(Collected data)
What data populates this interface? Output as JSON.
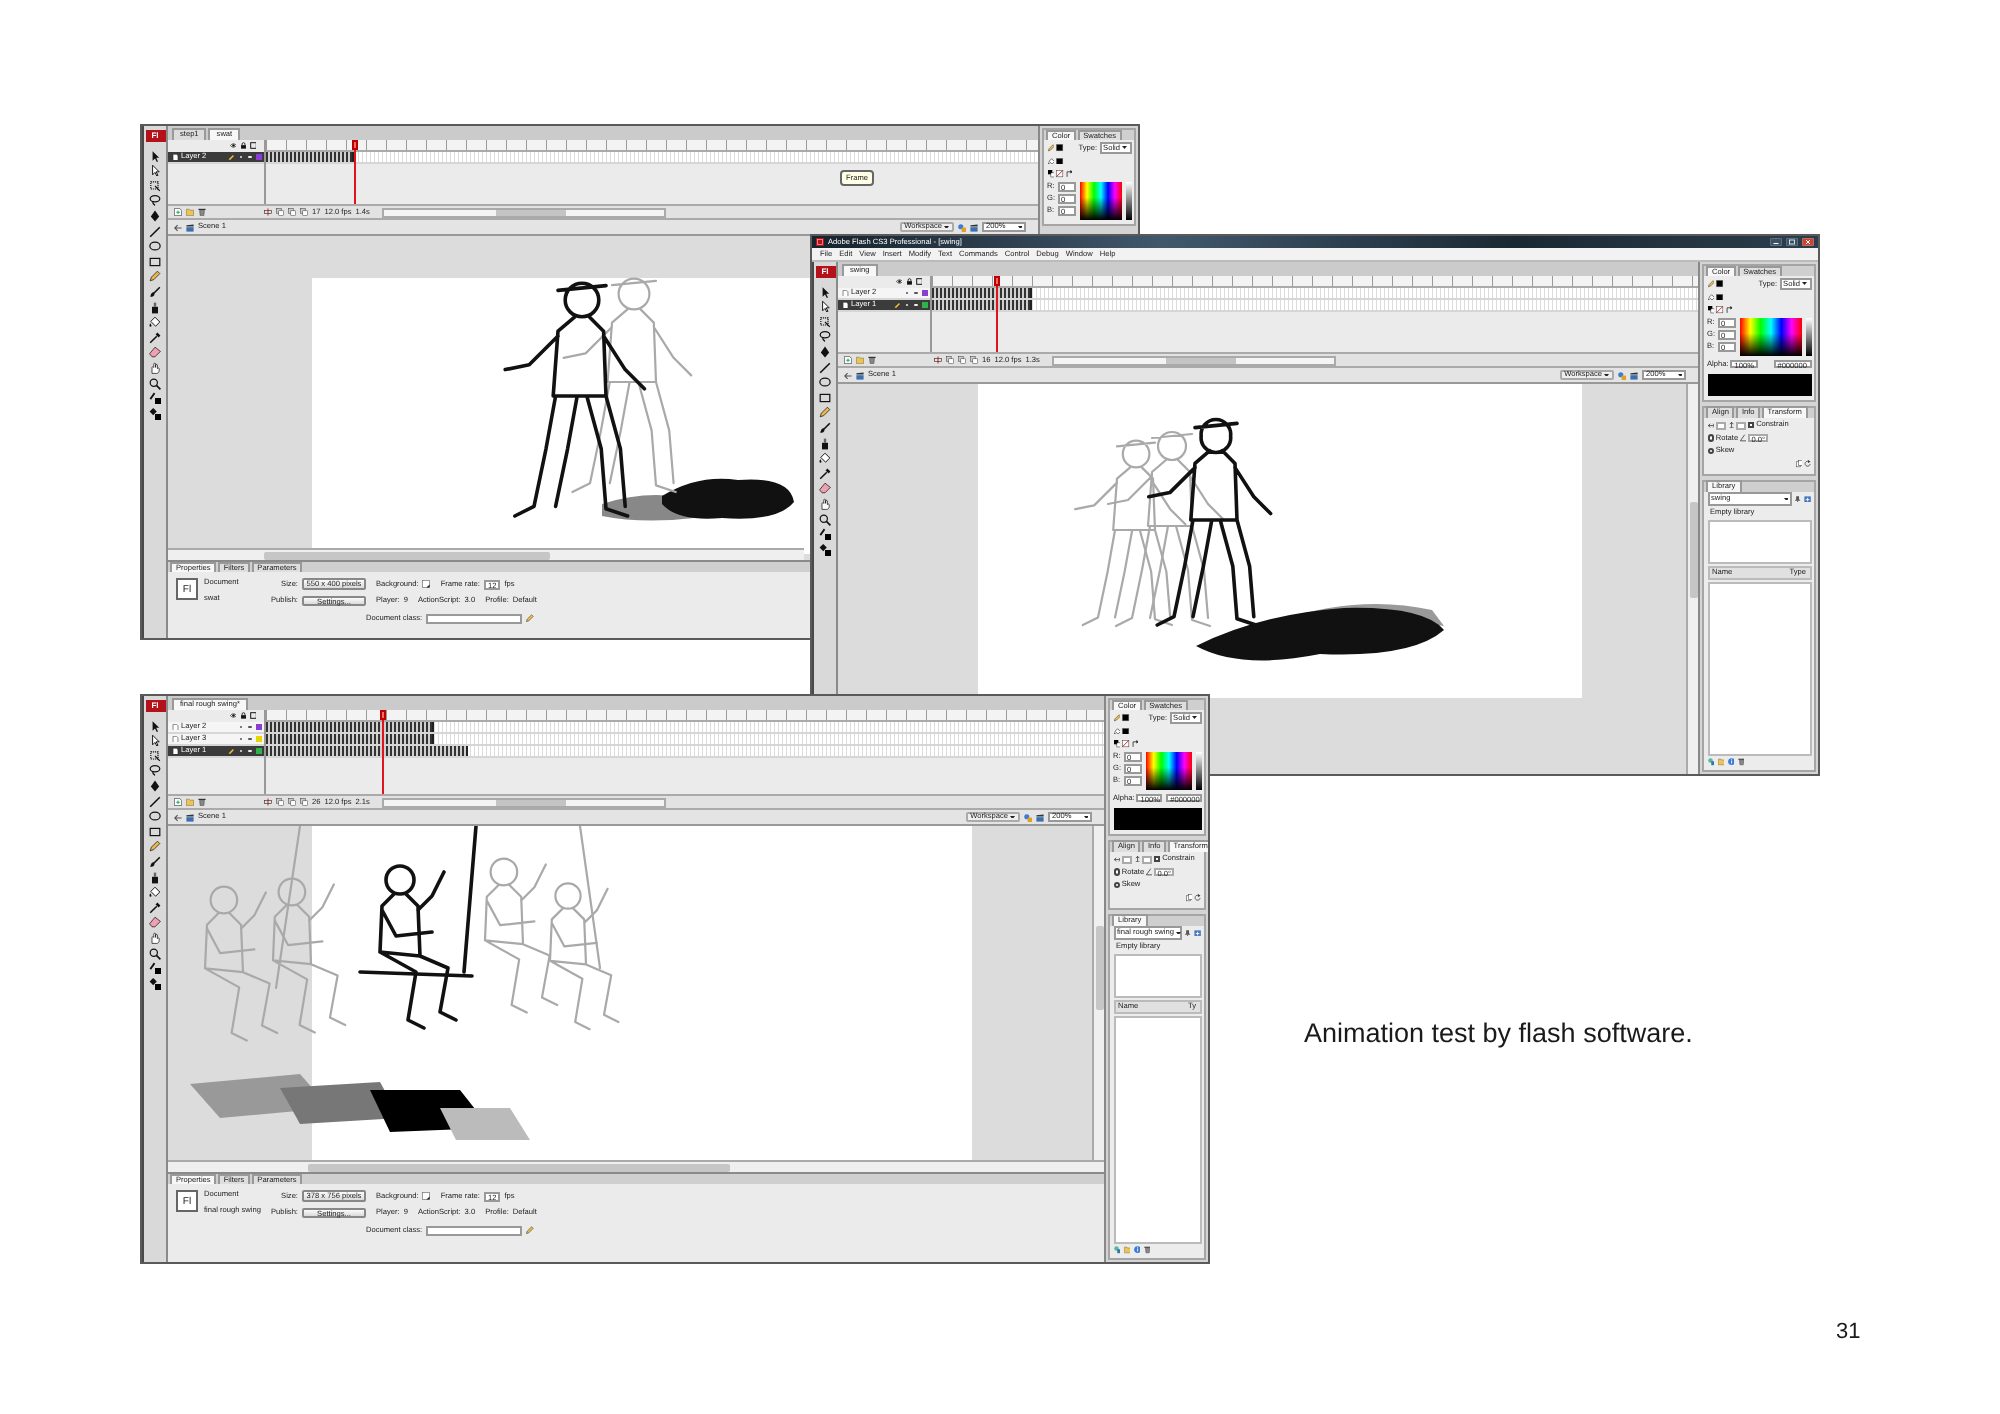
{
  "screenshots": [
    {
      "logo": "Fl",
      "tabs": [
        {
          "label": "step1",
          "selected": false
        },
        {
          "label": "swat",
          "selected": true
        }
      ],
      "layers": [
        {
          "name": "Layer 2",
          "selected": true,
          "color": "#8a3fd0",
          "level": 0.115
        }
      ],
      "playhead": {
        "level": 0.115
      },
      "tooltip": "Frame",
      "current_frame": "17",
      "frame_rate": "12.0 fps",
      "elapsed_time": "1.4s",
      "scene": "Scene 1",
      "workspace": "Workspace",
      "zoom": "200%",
      "properties": {
        "tabs": [
          {
            "label": "Properties",
            "selected": true
          },
          {
            "label": "Filters",
            "selected": false
          },
          {
            "label": "Parameters",
            "selected": false
          }
        ],
        "logo": "Fl",
        "type": "Document",
        "name": "swat",
        "size_label": "Size:",
        "size": "550 x 400 pixels",
        "background_label": "Background:",
        "frame_rate_label": "Frame rate:",
        "frame_rate": "12",
        "fps": "fps",
        "publish_label": "Publish:",
        "settings": "Settings...",
        "player_label": "Player:",
        "player": "9",
        "actionscript_label": "ActionScript:",
        "actionscript": "3.0",
        "profile_label": "Profile:",
        "profile": "Default",
        "class_label": "Document class:"
      },
      "panels": [
        {
          "kind": "color",
          "tabs": [
            {
              "label": "Color",
              "selected": true
            },
            {
              "label": "Swatches",
              "selected": false
            }
          ],
          "type_label": "Type:",
          "type": "Solid",
          "channels": [
            {
              "label": "R:",
              "value": "0"
            },
            {
              "label": "G:",
              "value": "0"
            },
            {
              "label": "B:",
              "value": "0"
            }
          ]
        }
      ]
    },
    {
      "title": "Adobe Flash CS3 Professional - [swing]",
      "menu": [
        "File",
        "Edit",
        "View",
        "Insert",
        "Modify",
        "Text",
        "Commands",
        "Control",
        "Debug",
        "Window",
        "Help"
      ],
      "logo": "Fl",
      "tabs": [
        {
          "label": "swing",
          "selected": true
        }
      ],
      "layers": [
        {
          "name": "Layer 2",
          "selected": false,
          "color": "#8a3fd0",
          "level": 0.13
        },
        {
          "name": "Layer 1",
          "selected": true,
          "color": "#2fb24a",
          "level": 0.13
        }
      ],
      "playhead": {
        "level": 0.086
      },
      "current_frame": "16",
      "frame_rate": "12.0 fps",
      "elapsed_time": "1.3s",
      "scene": "Scene 1",
      "workspace": "Workspace",
      "zoom": "200%",
      "panels": [
        {
          "kind": "color",
          "tabs": [
            {
              "label": "Color",
              "selected": true
            },
            {
              "label": "Swatches",
              "selected": false
            }
          ],
          "type_label": "Type:",
          "type": "Solid",
          "channels": [
            {
              "label": "R:",
              "value": "0"
            },
            {
              "label": "G:",
              "value": "0"
            },
            {
              "label": "B:",
              "value": "0"
            }
          ],
          "alpha_label": "Alpha:",
          "alpha": "100%",
          "hex": "#000000"
        },
        {
          "kind": "transform",
          "tabs": [
            {
              "label": "Align",
              "selected": false
            },
            {
              "label": "Info",
              "selected": false
            },
            {
              "label": "Transform",
              "selected": true
            }
          ],
          "constrain": {
            "label": "Constrain",
            "checked": false
          },
          "options": [
            {
              "label": "Rotate",
              "selected": true,
              "value": "0.0°"
            },
            {
              "label": "Skew",
              "selected": false
            }
          ]
        },
        {
          "kind": "library",
          "tabs": [
            {
              "label": "Library",
              "selected": true
            }
          ],
          "document": "swing",
          "empty": "Empty library",
          "columns": [
            "Name",
            "Type"
          ]
        }
      ]
    },
    {
      "logo": "Fl",
      "tabs": [
        {
          "label": "final rough swing*",
          "selected": true
        }
      ],
      "layers": [
        {
          "name": "Layer 2",
          "selected": false,
          "color": "#8a3fd0",
          "level": 0.2
        },
        {
          "name": "Layer 3",
          "selected": false,
          "color": "#e8d800",
          "level": 0.2
        },
        {
          "name": "Layer 1",
          "selected": true,
          "color": "#2fb24a",
          "level": 0.24
        }
      ],
      "playhead": {
        "level": 0.14
      },
      "current_frame": "26",
      "frame_rate": "12.0 fps",
      "elapsed_time": "2.1s",
      "scene": "Scene 1",
      "workspace": "Workspace",
      "zoom": "200%",
      "properties": {
        "tabs": [
          {
            "label": "Properties",
            "selected": true
          },
          {
            "label": "Filters",
            "selected": false
          },
          {
            "label": "Parameters",
            "selected": false
          }
        ],
        "logo": "Fl",
        "type": "Document",
        "name": "final rough swing",
        "size_label": "Size:",
        "size": "378 x 756 pixels",
        "background_label": "Background:",
        "frame_rate_label": "Frame rate:",
        "frame_rate": "12",
        "fps": "fps",
        "publish_label": "Publish:",
        "settings": "Settings...",
        "player_label": "Player:",
        "player": "9",
        "actionscript_label": "ActionScript:",
        "actionscript": "3.0",
        "profile_label": "Profile:",
        "profile": "Default",
        "class_label": "Document class:"
      },
      "panels": [
        {
          "kind": "color",
          "tabs": [
            {
              "label": "Color",
              "selected": true
            },
            {
              "label": "Swatches",
              "selected": false
            }
          ],
          "type_label": "Type:",
          "type": "Solid",
          "channels": [
            {
              "label": "R:",
              "value": "0"
            },
            {
              "label": "G:",
              "value": "0"
            },
            {
              "label": "B:",
              "value": "0"
            }
          ],
          "alpha_label": "Alpha:",
          "alpha": "100%",
          "hex": "#000000"
        },
        {
          "kind": "transform",
          "tabs": [
            {
              "label": "Align",
              "selected": false
            },
            {
              "label": "Info",
              "selected": false
            },
            {
              "label": "Transform",
              "selected": true
            }
          ],
          "constrain": {
            "label": "Constrain",
            "checked": false
          },
          "options": [
            {
              "label": "Rotate",
              "selected": true,
              "value": "0.0°"
            },
            {
              "label": "Skew",
              "selected": false
            }
          ]
        },
        {
          "kind": "library",
          "tabs": [
            {
              "label": "Library",
              "selected": true
            }
          ],
          "document": "final rough swing",
          "empty": "Empty library",
          "columns": [
            "Name",
            "Ty"
          ]
        }
      ]
    }
  ],
  "caption": "Animation test by flash software.",
  "page_number": "31"
}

**Requirements:** Count the lines in the records above that hold the word "level", and give only that number.

**Task answer:** 9